GIVEN REQUEST:
Please lay out the lines as a Markdown table with the columns No. and Line, one row per line, skipping blank lines and leaving out the pictures. Begin at the line that has "Text: F: F xyxy=(88,36,100,54)" and stop after the last line.

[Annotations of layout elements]
※
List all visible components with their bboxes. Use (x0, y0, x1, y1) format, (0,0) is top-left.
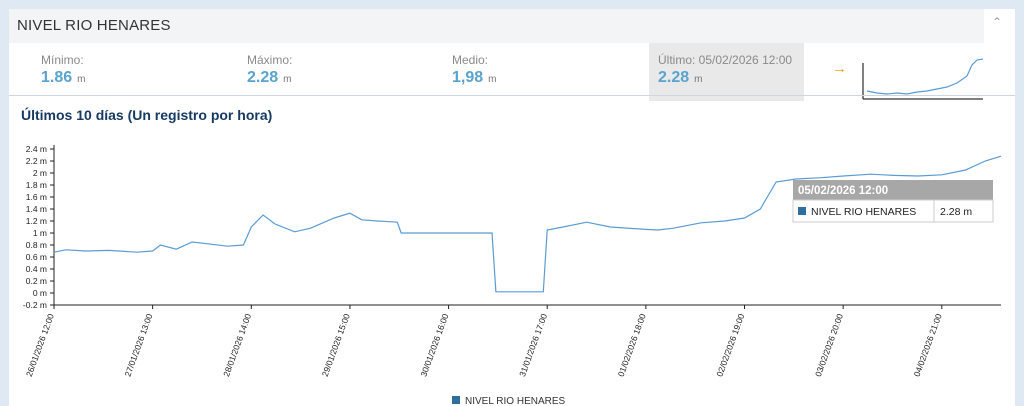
sparkline-line (866, 58, 984, 95)
tooltip-title: 05/02/2026 12:00 (798, 185, 888, 197)
stat-min-label: Mínimo: (41, 53, 84, 67)
y-tick-label: 2.2 m (26, 156, 47, 166)
y-tick-label: 2.4 m (26, 144, 47, 154)
x-tick-label: 30/01/2026 16:00 (418, 312, 450, 378)
divider (9, 95, 1015, 96)
y-axis: 2.4 m 2.2 m 2 m 1.8 m 1.6 m 1.4 m 1.2 m 1 m 0.8 … (23, 144, 55, 310)
hover-tooltip: 05/02/2026 12:00 NIVEL RIO HENARES 2.28 m (792, 180, 994, 223)
arrow-right-icon: → (832, 60, 847, 77)
series-line[interactable] (53, 155, 1002, 293)
x-tick-label: 27/01/2026 13:00 (122, 312, 154, 378)
chart-title: Últimos 10 días (Un registro por hora) (21, 107, 273, 123)
stat-last: Último: 05/02/2026 12:00 2.28 m (658, 53, 792, 87)
y-tick-label: -0.2 m (23, 300, 47, 310)
y-tick-label: 1.8 m (26, 180, 47, 190)
y-tick-label: 1.2 m (26, 216, 47, 226)
stat-min-unit: m (77, 74, 86, 85)
y-tick-label: 1 m (33, 228, 47, 238)
y-tick-label: 0.4 m (26, 264, 47, 274)
stat-max-unit: m (283, 74, 292, 85)
stat-avg-value: 1,98 (452, 69, 484, 86)
y-tick-label: 0.8 m (26, 240, 47, 250)
tooltip-swatch (798, 207, 806, 215)
legend-label[interactable]: NIVEL RIO HENARES (465, 396, 566, 406)
x-tick-label: 26/01/2026 12:00 (24, 312, 56, 378)
stat-last-value: 2.28 (658, 69, 690, 86)
chart-legend[interactable]: NIVEL RIO HENARES (452, 396, 566, 406)
x-tick-label: 28/01/2026 14:00 (221, 312, 253, 378)
card-header (9, 9, 984, 43)
y-tick-label: 1.4 m (26, 204, 47, 214)
tooltip-value: 2.28 m (940, 206, 972, 218)
x-tick-label: 04/02/2026 21:00 (912, 312, 944, 378)
stat-last-unit: m (694, 74, 703, 85)
tooltip-body (792, 199, 994, 223)
page-title: NIVEL RIO HENARES (17, 17, 171, 34)
stat-last-label: Último: 05/02/2026 12:00 (658, 53, 793, 67)
stat-max-value: 2.28 (247, 69, 279, 86)
stat-max: Máximo: 2.28 m (247, 53, 292, 87)
stat-min: Mínimo: 1.86 m (41, 53, 85, 87)
x-tick-label: 02/02/2026 19:00 (714, 312, 746, 378)
x-tick-label: 31/01/2026 17:00 (517, 312, 549, 378)
chevron-up-icon[interactable]: ⌃ (992, 15, 1003, 29)
stat-max-label: Máximo: (247, 53, 293, 67)
stat-avg-label: Medio: (452, 53, 489, 67)
x-axis: 26/01/2026 12:00 27/01/2026 13:00 28/01/20… (24, 304, 1001, 378)
stat-last-box (649, 43, 804, 101)
y-tick-label: 0.2 m (26, 276, 47, 286)
level-line-chart: 2.4 m 2.2 m 2 m 1.8 m 1.6 m 1.4 m 1.2 m 1 m 0.8 … (23, 144, 1002, 406)
y-tick-label: 2 m (33, 168, 47, 178)
y-tick-label: 0.6 m (26, 252, 47, 262)
legend-swatch (452, 396, 460, 404)
river-level-card: NIVEL RIO HENARES Mínimo: 1.86 m Máximo: … (9, 9, 1015, 406)
y-tick-label: 1.6 m (26, 192, 47, 202)
stat-min-value: 1.86 (41, 69, 73, 86)
stat-avg: Medio: 1,98 m (452, 53, 496, 87)
tooltip-header (793, 180, 993, 200)
y-tick-label: 0 m (33, 288, 47, 298)
tooltip-series: NIVEL RIO HENARES (811, 206, 916, 218)
x-tick-label: 01/02/2026 18:00 (616, 312, 648, 378)
stat-avg-unit: m (488, 74, 497, 85)
sparkline (862, 58, 984, 100)
x-tick-label: 03/02/2026 20:00 (813, 312, 845, 378)
x-tick-label: 29/01/2026 15:00 (320, 312, 352, 378)
stats-row: Mínimo: 1.86 m Máximo: 2.28 m Medio: 1,98 m… (9, 43, 1015, 103)
plot-area (53, 155, 1002, 293)
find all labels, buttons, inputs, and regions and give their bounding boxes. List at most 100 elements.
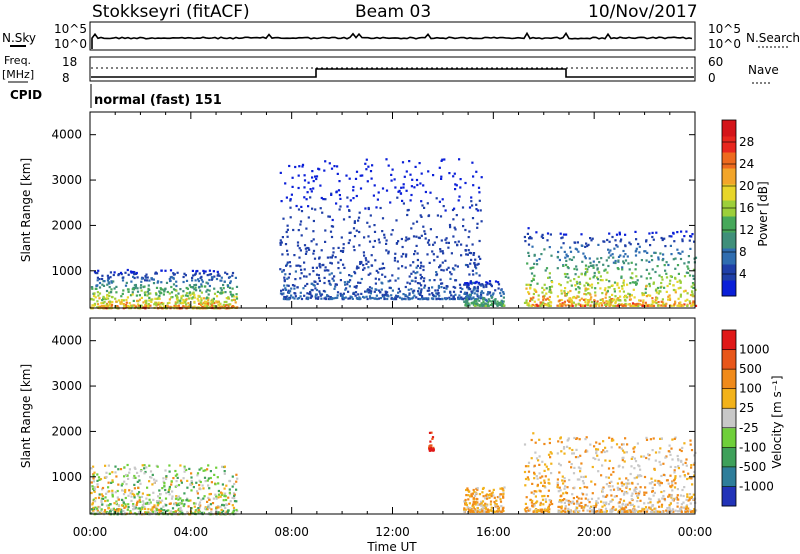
data-point — [530, 280, 533, 283]
data-point — [312, 187, 315, 190]
data-point — [324, 198, 327, 201]
data-point — [533, 253, 536, 256]
data-point — [431, 292, 434, 295]
data-point — [133, 494, 136, 498]
data-point — [346, 205, 349, 208]
data-point — [479, 500, 483, 503]
data-point — [232, 293, 235, 296]
data-point — [645, 438, 649, 441]
data-point — [634, 492, 638, 495]
data-point — [586, 486, 589, 489]
data-point — [140, 277, 143, 280]
data-point — [318, 279, 321, 282]
data-point — [317, 274, 320, 277]
data-point — [415, 244, 418, 247]
data-point — [232, 492, 236, 495]
data-point — [160, 281, 163, 284]
data-point — [343, 297, 346, 300]
data-point — [421, 296, 424, 299]
data-point — [628, 482, 631, 485]
data-point — [692, 286, 695, 289]
data-point — [579, 282, 582, 285]
data-point — [493, 496, 496, 499]
data-point — [337, 246, 340, 249]
data-point — [420, 284, 423, 287]
data-point — [617, 488, 620, 491]
data-point — [474, 304, 477, 307]
data-point — [397, 267, 400, 270]
data-point — [580, 233, 583, 236]
data-point — [200, 291, 203, 294]
data-point — [584, 274, 587, 277]
data-point — [605, 502, 608, 506]
data-point — [219, 495, 222, 498]
data-point — [383, 297, 386, 301]
data-point — [446, 285, 449, 288]
data-point — [635, 283, 638, 286]
data-point — [113, 287, 116, 290]
data-point — [190, 479, 193, 483]
data-point — [621, 449, 625, 452]
data-point — [489, 503, 492, 506]
data-point — [589, 505, 593, 508]
data-point — [525, 496, 528, 499]
data-point — [635, 247, 638, 250]
data-point — [306, 191, 309, 194]
data-point — [558, 282, 561, 286]
data-point — [296, 241, 300, 244]
data-point — [558, 505, 561, 509]
data-point — [561, 499, 565, 502]
data-point — [204, 506, 207, 509]
data-point — [476, 510, 479, 513]
data-point — [474, 503, 477, 506]
data-point — [497, 505, 500, 508]
data-point — [476, 263, 479, 266]
data-point — [684, 299, 687, 302]
data-point — [584, 272, 587, 275]
data-point — [664, 456, 667, 459]
data-point — [566, 281, 569, 284]
data-point — [128, 302, 131, 305]
data-point — [559, 464, 562, 467]
data-point — [619, 240, 622, 243]
data-point — [477, 186, 481, 189]
data-point — [332, 247, 335, 250]
data-point — [569, 500, 572, 503]
data-point — [661, 259, 664, 262]
data-point — [203, 300, 207, 303]
data-point — [590, 286, 594, 289]
data-point — [677, 272, 680, 275]
data-point — [656, 304, 660, 307]
data-point — [184, 294, 188, 297]
data-point — [431, 436, 435, 439]
data-point — [556, 483, 559, 486]
data-point — [492, 292, 495, 295]
data-point — [622, 279, 625, 282]
data-point — [410, 288, 413, 291]
data-point — [328, 297, 332, 301]
data-point — [409, 199, 412, 202]
data-point — [194, 286, 197, 289]
data-point — [594, 294, 597, 297]
data-point — [143, 467, 146, 470]
data-point — [450, 294, 453, 297]
data-point — [90, 286, 94, 289]
data-point — [550, 254, 553, 257]
data-point — [91, 502, 94, 505]
data-point — [157, 303, 160, 306]
data-point — [617, 286, 620, 289]
data-point — [662, 510, 665, 513]
data-point — [92, 506, 95, 509]
data-point — [134, 476, 137, 479]
data-point — [685, 505, 688, 508]
data-point — [692, 463, 696, 466]
data-point — [688, 493, 692, 496]
data-point — [191, 483, 194, 486]
data-point — [473, 302, 476, 305]
data-point — [109, 300, 112, 303]
data-point — [209, 470, 212, 473]
data-point — [286, 284, 289, 287]
data-point — [330, 256, 333, 259]
data-point — [157, 296, 160, 299]
data-point — [109, 271, 112, 274]
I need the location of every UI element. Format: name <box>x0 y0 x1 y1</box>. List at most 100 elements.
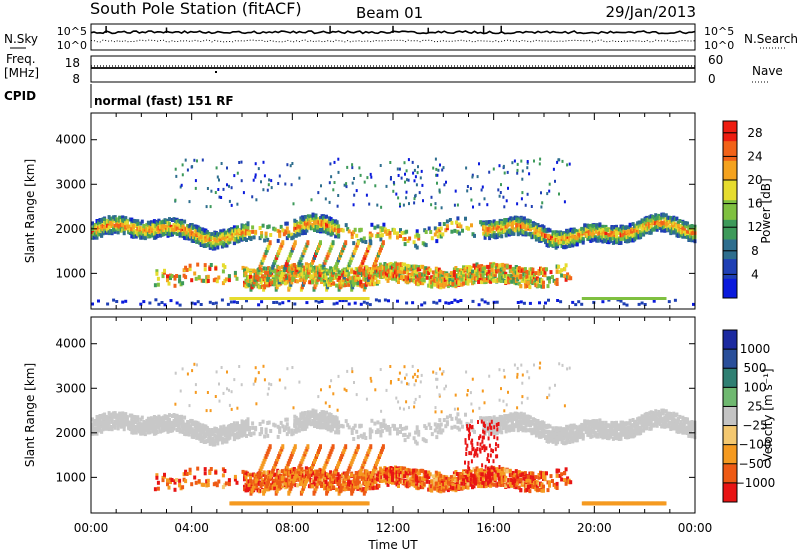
power-cell-4250 <box>203 263 207 268</box>
power-cell-7267 <box>369 172 372 176</box>
power-cell-6728 <box>555 282 559 286</box>
power-cell-6658 <box>537 283 541 288</box>
power-cell-7337 <box>257 167 260 171</box>
power-cell-7561 <box>188 200 191 204</box>
power-cell-2688 <box>534 225 538 230</box>
power-cell-198 <box>112 217 116 222</box>
power-cell-3686 <box>642 232 646 237</box>
power-cell-3072 <box>575 242 579 247</box>
power-cell-3892 <box>664 213 668 218</box>
power-cell-7335 <box>435 173 438 177</box>
power-cell-1200 <box>219 231 223 236</box>
power-cell-7215 <box>407 178 410 182</box>
power-cell-3688 <box>642 227 646 232</box>
power-cell-4260 <box>206 274 210 279</box>
velocity-cell-857 <box>183 415 187 420</box>
power-cell-1904 <box>331 231 335 236</box>
freq-tick-top: 18 <box>65 56 80 70</box>
power-cell-2160 <box>453 228 457 233</box>
power-cell-4232 <box>190 278 194 283</box>
power-cell-260 <box>118 215 122 220</box>
power-cell-7396 <box>438 189 441 193</box>
power-cell-2556 <box>519 219 523 224</box>
power-cell-7777 <box>571 300 575 304</box>
power-cell-7321 <box>220 162 223 165</box>
velocity-cell-1515 <box>278 428 282 433</box>
power-cell-5800 <box>430 284 434 289</box>
power-cell-2582 <box>522 216 526 221</box>
power-cell-2022 <box>376 224 380 229</box>
power-cell-1460 <box>248 231 251 236</box>
power-cell-4258 <box>206 279 210 283</box>
power-cell-7789 <box>640 301 644 305</box>
power-cell-3828 <box>657 221 661 226</box>
power-cell-4234 <box>193 271 197 276</box>
power-cell-7224 <box>228 184 230 188</box>
power-cell-7294 <box>471 175 474 179</box>
power-cell-4242 <box>197 275 201 280</box>
power-cell-7509 <box>466 185 469 188</box>
velocity-cell-539 <box>148 430 152 435</box>
power-cell-6734 <box>555 277 559 282</box>
power-colorbar-segment-6 <box>723 160 737 181</box>
power-cell-1318 <box>232 225 236 230</box>
power-cell-4328 <box>244 270 248 275</box>
power-cell-6400 <box>505 274 509 279</box>
power-cell-4360 <box>249 269 252 274</box>
power-cell-3270 <box>596 238 600 243</box>
power-cell-4592 <box>277 266 281 270</box>
power-cell-7398 <box>284 182 287 186</box>
power-cell-7794 <box>692 302 695 306</box>
power-cell-6048 <box>462 273 465 278</box>
power-cell-3334 <box>604 231 608 236</box>
power-cell-1416 <box>243 233 247 238</box>
power-cell-784 <box>175 232 179 236</box>
power-cell-1978 <box>352 230 356 235</box>
power-cell-1258 <box>225 243 229 248</box>
power-cell-5708 <box>418 272 422 277</box>
power-cell-762 <box>172 230 176 235</box>
power-ytick-label-2000: 2000 <box>55 222 86 236</box>
power-cell-4582 <box>276 275 280 280</box>
power-cell-1130 <box>211 240 215 245</box>
power-cell-7477 <box>277 182 280 185</box>
power-cell-4304 <box>235 276 239 281</box>
velocity-cell-1343 <box>234 425 238 430</box>
power-cell-7459 <box>333 160 336 164</box>
power-cell-3842 <box>658 218 662 223</box>
power-cell-1500 <box>269 233 273 237</box>
power-cell-7169 <box>548 182 551 186</box>
nsky-tick-top: 10^5 <box>57 25 87 38</box>
power-cell-7359 <box>538 162 541 166</box>
power-cell-3210 <box>590 238 594 243</box>
power-cell-3800 <box>654 213 658 218</box>
power-cell-4208 <box>178 279 182 284</box>
power-cell-4108 <box>687 237 691 242</box>
power-cell-6164 <box>475 272 479 277</box>
velocity-cell-1511 <box>278 426 282 431</box>
power-cell-2408 <box>504 233 508 238</box>
station-title: South Pole Station (fitACF) <box>90 0 302 18</box>
power-cell-7244 <box>260 180 262 184</box>
power-cell-6748 <box>563 274 567 278</box>
power-cell-5922 <box>445 273 449 277</box>
power-cell-7715 <box>226 302 230 306</box>
power-cell-1046 <box>202 239 206 244</box>
power-cell-7763 <box>480 298 484 302</box>
power-cell-4180 <box>161 274 165 279</box>
power-cell-7793 <box>673 298 677 302</box>
power-cell-1538 <box>290 232 294 237</box>
power-cell-1992 <box>359 227 363 232</box>
power-cell-4618 <box>280 265 284 270</box>
power-cell-46 <box>95 235 99 240</box>
power-cell-2414 <box>504 218 508 222</box>
power-cell-7320 <box>399 204 401 208</box>
power-cell-1284 <box>228 234 232 239</box>
power-cell-7511 <box>418 191 421 195</box>
power-cell-1428 <box>245 238 248 242</box>
power-cell-1242 <box>223 236 227 241</box>
power-cell-7501 <box>222 187 225 191</box>
power-cell-7464 <box>472 205 474 209</box>
velocity-cell-759 <box>172 413 176 417</box>
power-cell-2004 <box>368 233 372 238</box>
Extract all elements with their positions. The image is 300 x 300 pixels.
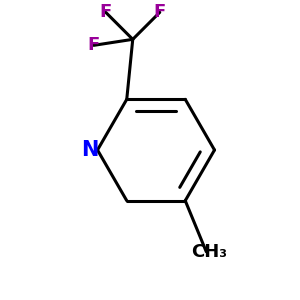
Text: F: F xyxy=(88,36,100,54)
Text: F: F xyxy=(154,3,166,21)
Text: F: F xyxy=(100,3,112,21)
Text: CH₃: CH₃ xyxy=(191,243,227,261)
Text: N: N xyxy=(81,140,99,160)
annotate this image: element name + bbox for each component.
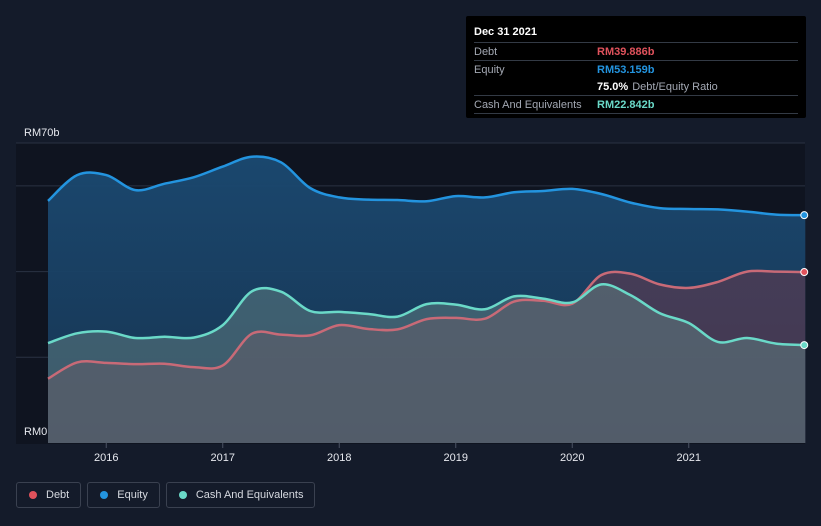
※
WRITTEN REPLY:
| No. | Line |
|---|---|
| 1 | Text: F: F xyxy=(88,36,100,54) |
| 2 | Text: F: F xyxy=(154,3,166,21) |
| 3 | Text: F: F xyxy=(100,3,112,21) |
| 4 | Text: CH₃: CH₃ xyxy=(191,243,227,261) |
| 5 | Text: N: N xyxy=(81,140,99,160) |
| 6 | annotate this image: element name + bbox for each component. |